**REQUIREMENT**
Please copy out the listing below word for word, from its start up to and including the line with "staticText: Aa <box>326 1011 403 1093</box>".

════════════════

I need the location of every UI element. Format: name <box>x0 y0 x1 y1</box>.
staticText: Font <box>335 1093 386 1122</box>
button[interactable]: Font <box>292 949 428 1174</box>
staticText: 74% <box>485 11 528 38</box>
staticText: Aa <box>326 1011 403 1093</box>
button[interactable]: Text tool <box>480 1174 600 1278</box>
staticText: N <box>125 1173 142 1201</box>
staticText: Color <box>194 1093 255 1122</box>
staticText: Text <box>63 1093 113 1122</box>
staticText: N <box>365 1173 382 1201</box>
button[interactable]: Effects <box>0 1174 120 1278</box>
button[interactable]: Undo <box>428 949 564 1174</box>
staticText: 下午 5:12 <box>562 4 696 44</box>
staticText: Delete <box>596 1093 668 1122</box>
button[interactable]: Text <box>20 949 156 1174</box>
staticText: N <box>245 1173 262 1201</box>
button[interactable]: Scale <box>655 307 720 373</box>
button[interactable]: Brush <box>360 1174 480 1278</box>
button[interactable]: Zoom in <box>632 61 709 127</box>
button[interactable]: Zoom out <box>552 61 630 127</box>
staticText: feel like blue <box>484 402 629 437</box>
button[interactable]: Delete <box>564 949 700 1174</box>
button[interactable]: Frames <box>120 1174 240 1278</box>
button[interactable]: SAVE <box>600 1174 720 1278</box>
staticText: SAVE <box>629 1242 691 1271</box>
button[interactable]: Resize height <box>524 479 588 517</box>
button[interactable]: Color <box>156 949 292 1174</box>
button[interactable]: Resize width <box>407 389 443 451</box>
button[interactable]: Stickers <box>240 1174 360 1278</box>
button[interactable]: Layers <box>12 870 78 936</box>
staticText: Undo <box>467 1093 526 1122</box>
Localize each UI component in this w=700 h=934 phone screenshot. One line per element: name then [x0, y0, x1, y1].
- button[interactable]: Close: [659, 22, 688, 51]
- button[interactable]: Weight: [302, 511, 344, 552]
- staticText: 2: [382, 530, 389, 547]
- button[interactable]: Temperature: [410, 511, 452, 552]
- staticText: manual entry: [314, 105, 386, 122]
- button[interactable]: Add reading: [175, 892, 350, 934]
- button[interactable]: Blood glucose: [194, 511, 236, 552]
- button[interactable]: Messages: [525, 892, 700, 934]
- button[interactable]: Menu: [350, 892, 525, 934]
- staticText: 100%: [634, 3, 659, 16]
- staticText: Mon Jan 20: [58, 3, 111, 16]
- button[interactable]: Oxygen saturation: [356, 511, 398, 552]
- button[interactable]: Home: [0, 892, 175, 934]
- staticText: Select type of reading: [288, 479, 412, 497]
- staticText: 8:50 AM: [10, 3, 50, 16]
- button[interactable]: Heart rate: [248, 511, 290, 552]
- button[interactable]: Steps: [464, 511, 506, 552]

════════════════

**RESPONSE TO THE EXERCISE**
I need the location of every UI element. Format: name <box>x0 y0 x1 y1</box>.
staticText: Font <box>335 1093 386 1122</box>
button[interactable]: Font <box>292 949 428 1174</box>
staticText: 74% <box>485 11 528 38</box>
staticText: Aa <box>326 1011 403 1093</box>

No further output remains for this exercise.